#### PAGE EXCERPT ####
Shroff’s hypocrisy is galling. However, in my opinion, even more appalling is the mediocrity of the writing and the flimsiness of Shroff’s arguments — blanket claims not backed up by any evidence, non-sequiturs galore and a lack of logical coherence. Is this really one of India’s best legal minds?
For instance, take this piece of bombast, “the law ministry’s proposal in its current form cannot be accepted”. Ummm… this proposal cannot be accepted by whom, exactly? Not to be too snarky but the mushy, vague pabulum which characterizes the entire article would fit well here.
Or the “national interest” line that Shroff trots out several times in his essay, almost like a mantra. One wishes that Shroff took the trouble to spell out exactly why the entry of foreign law firms is inimical to India’s national interest.
The tour de force might well be Shroff’s claim that “the sole pressure (behind foreign law firms’ interest) is that of a lucrative market and market access. Nothing else.”
I’m shocked. Shocked! Those greedy, money-grubbing foreign *#$% lawyers! Of course the foreign firms in other sectors that are making a beeline for India are not really interested in market access or such like. Not as long as they keep paying big fees to Amarchand Mangaldas’ and their legal brethren, I presume.
Scour the article closely and you’ll notice that one constituency Shroff hardly mentions are clients, which is telling. Why doesn’t Shroff bother discussing what consumers want, and whether the entry of foreign law firms is in their best interests. After all, that’s the litmus test, isn’t it? But nope. Shroff takes it upon himself to declare that there is no pressing need to permit the entry of foreign firms.
When it comes to his next essay, I suggest that Shroff take a page or two from Bastiat. At least, we’ll have something to laugh about.
The original article isn’t accessible on the Business Standard web site , thanks to linkrot. I’ve reproduced Shroff’s article in full after the fold (emphasis mine).
#### RAW DATA ####
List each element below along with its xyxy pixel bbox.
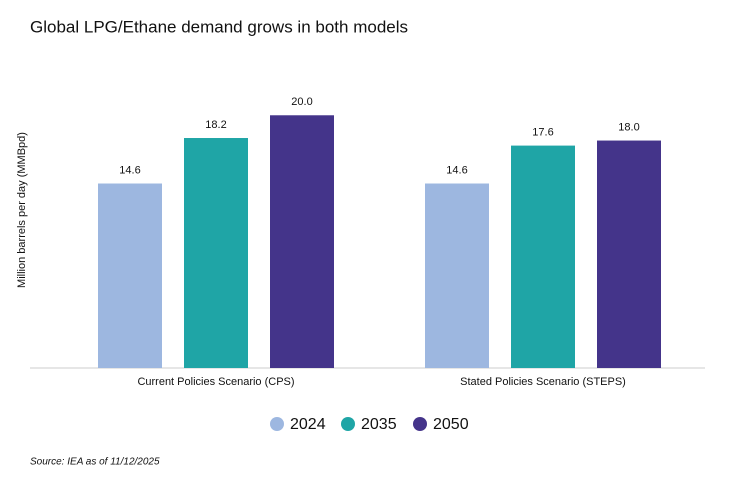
data-label: 18.2 [205, 119, 226, 131]
x-tick-label: Current Policies Scenario (CPS) [137, 376, 294, 388]
bar [184, 138, 248, 368]
legend-label: 2035 [361, 416, 397, 433]
legend-swatch [413, 417, 427, 431]
legend-label: 2024 [290, 416, 326, 433]
bar [98, 183, 162, 368]
data-label: 18.0 [618, 121, 639, 133]
bar [597, 140, 661, 368]
data-label: 14.6 [446, 164, 467, 176]
data-label: 17.6 [532, 127, 553, 139]
bar [425, 183, 489, 368]
data-label: 20.0 [291, 96, 312, 108]
bar [511, 145, 575, 368]
x-tick-label: Stated Policies Scenario (STEPS) [460, 376, 626, 388]
legend-label: 2050 [433, 416, 469, 433]
legend-swatch [341, 417, 355, 431]
data-label: 14.6 [119, 164, 140, 176]
chart-title: Global LPG/Ethane demand grows in both m… [30, 17, 408, 36]
source-note: Source: IEA as of 11/12/2025 [30, 457, 160, 468]
bar [270, 115, 334, 368]
legend-swatch [270, 417, 284, 431]
y-axis-label: Million barrels per day (MMBpd) [16, 132, 28, 288]
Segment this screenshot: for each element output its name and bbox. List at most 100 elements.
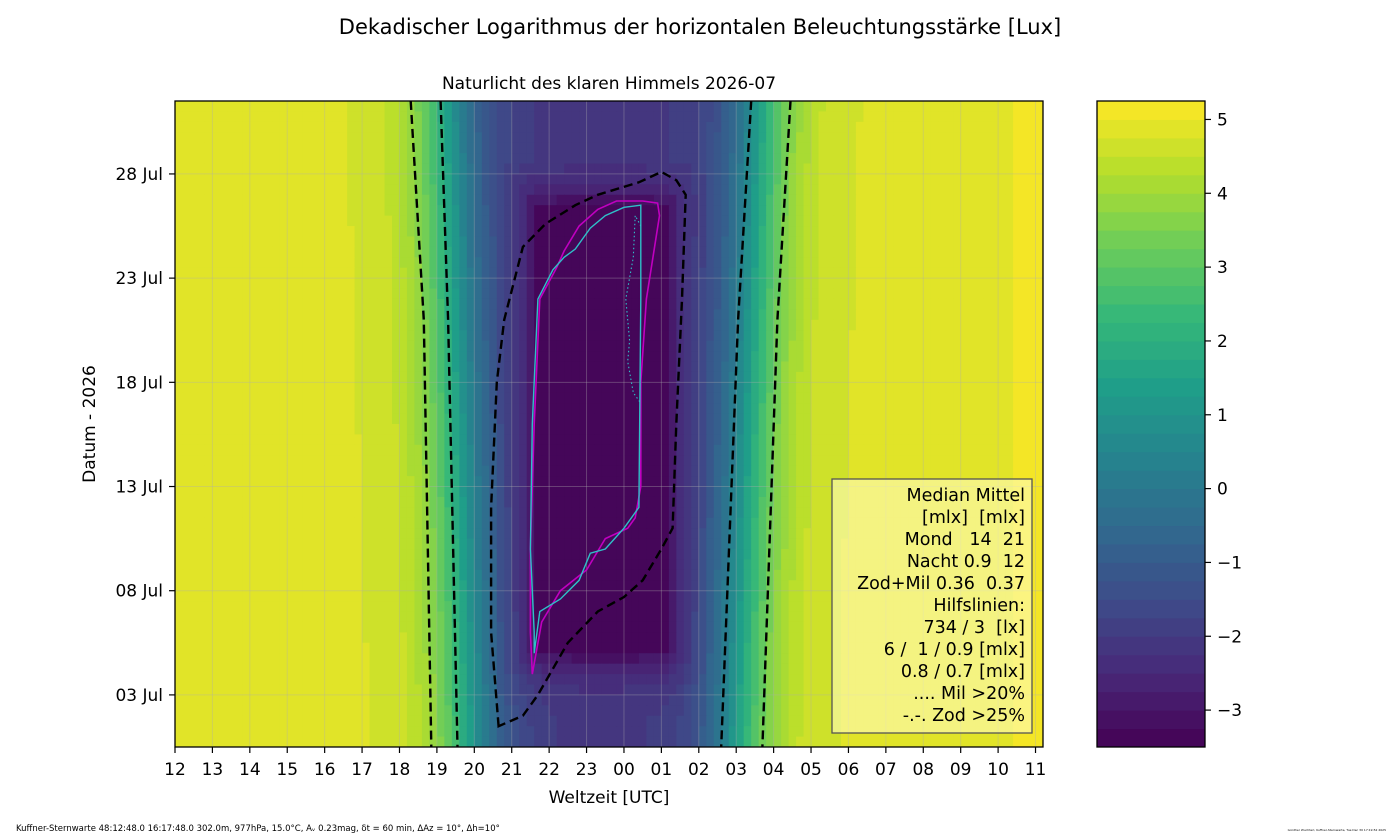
- heat-cell: [466, 246, 475, 258]
- heat-cell: [863, 121, 872, 133]
- heat-cell: [219, 528, 228, 540]
- heat-cell: [915, 267, 924, 279]
- heat-cell: [953, 121, 962, 133]
- heat-cell: [631, 288, 640, 300]
- heat-cell: [227, 319, 236, 331]
- heat-cell: [796, 340, 805, 352]
- heat-cell: [309, 226, 318, 238]
- heat-cell: [444, 444, 453, 456]
- heat-cell: [511, 298, 520, 310]
- heat-cell: [347, 267, 356, 279]
- heat-cell: [788, 517, 797, 529]
- heat-cell: [496, 163, 505, 175]
- heat-cell: [998, 267, 1007, 279]
- heat-cell: [1005, 413, 1014, 425]
- heat-cell: [833, 288, 842, 300]
- heat-cell: [870, 288, 879, 300]
- heat-cell: [766, 340, 775, 352]
- heat-cell: [668, 226, 677, 238]
- heat-cell: [698, 455, 707, 467]
- heat-cell: [781, 101, 790, 113]
- heat-cell: [234, 465, 243, 477]
- heat-cell: [601, 153, 610, 165]
- heat-cell: [459, 205, 468, 217]
- heat-cell: [811, 101, 820, 113]
- heat-cell: [564, 215, 573, 227]
- heat-cell: [616, 205, 625, 217]
- heat-cell: [646, 163, 655, 175]
- heat-cell: [975, 413, 984, 425]
- heat-cell: [736, 351, 745, 363]
- heat-cell: [227, 465, 236, 477]
- heat-cell: [840, 361, 850, 373]
- heat-cell: [945, 236, 954, 248]
- heat-cell: [287, 184, 296, 196]
- heat-cell: [406, 455, 416, 467]
- heat-cell: [339, 351, 348, 363]
- heat-cell: [736, 392, 745, 404]
- heat-cell: [354, 455, 363, 467]
- heat-cell: [347, 361, 356, 373]
- heat-cell: [481, 278, 490, 290]
- heat-cell: [930, 257, 939, 269]
- heat-cell: [212, 486, 221, 498]
- heat-cell: [870, 403, 879, 415]
- heat-cell: [983, 330, 992, 342]
- heat-cell: [579, 278, 588, 290]
- heat-cell: [968, 330, 977, 342]
- heat-cell: [362, 184, 371, 196]
- heat-cell: [691, 496, 700, 508]
- heat-cell: [197, 226, 206, 238]
- heat-cell: [204, 288, 214, 300]
- heat-cell: [324, 465, 333, 477]
- heat-cell: [429, 434, 438, 446]
- heat-cell: [796, 111, 805, 123]
- heat-cell: [347, 465, 356, 477]
- heat-cell: [219, 194, 228, 206]
- heat-cell: [459, 215, 468, 227]
- heat-cell: [579, 121, 588, 133]
- heat-cell: [511, 434, 520, 446]
- heat-cell: [653, 142, 662, 154]
- heat-cell: [1035, 507, 1043, 519]
- heat-cell: [855, 465, 865, 477]
- heat-cell: [930, 392, 939, 404]
- heat-cell: [855, 361, 865, 373]
- heat-cell: [616, 476, 625, 488]
- heat-cell: [302, 132, 311, 144]
- heat-cell: [1013, 257, 1022, 269]
- heat-cell: [833, 121, 842, 133]
- heat-cell: [1028, 424, 1037, 436]
- heat-cell: [362, 351, 371, 363]
- heat-cell: [481, 226, 490, 238]
- heat-cell: [579, 486, 588, 498]
- heat-cell: [983, 278, 992, 290]
- heat-cell: [414, 246, 423, 258]
- heat-cell: [519, 184, 528, 196]
- heat-cell: [601, 330, 610, 342]
- heat-cell: [616, 173, 625, 185]
- heat-cell: [406, 486, 416, 498]
- heat-cell: [451, 413, 460, 425]
- heat-cell: [212, 549, 221, 561]
- heat-cell: [481, 444, 490, 456]
- heat-cell: [885, 371, 894, 383]
- heat-cell: [309, 486, 318, 498]
- heat-cell: [399, 330, 408, 342]
- heat-cell: [294, 434, 303, 446]
- heat-cell: [332, 340, 341, 352]
- heat-cell: [840, 215, 850, 227]
- heat-cell: [900, 246, 909, 258]
- heat-cell: [751, 403, 760, 415]
- heat-cell: [968, 340, 977, 352]
- heat-cell: [451, 142, 460, 154]
- heat-cell: [197, 257, 206, 269]
- heat-cell: [691, 205, 700, 217]
- heat-cell: [781, 267, 790, 279]
- heat-cell: [623, 434, 633, 446]
- heat-cell: [564, 361, 573, 373]
- heat-cell: [998, 444, 1007, 456]
- heat-cell: [421, 142, 431, 154]
- heat-cell: [766, 444, 775, 456]
- heat-cell: [182, 486, 191, 498]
####
WRITTEN REQUEST A -
In the critique of Shroff's essay, why can't the original article be reached on the Business Standard web site?
WRITTEN REQUEST B -
Rewrite everything in the critique of Shroff's essay from "Scour the article" down to "to laugh about.", renaming "consumers" as "buyers of legal services".

FINISHED ANSWER A -
Because of linkrot.

FINISHED ANSWER B -
Scour the article closely and you’ll notice that one constituency Shroff hardly mentions are clients, which is telling. Why doesn’t Shroff bother discussing what buyers of legal services want, and whether the entry of foreign law firms is in their best interests. After all, that’s the litmus test, isn’t it? But nope. Shroff takes it upon himself to declare that there is no pressing need to permit the entry of foreign firms.
When it comes to his next essay, I suggest that Shroff take a page or two from Bastiat. At least, we’ll have something to laugh about.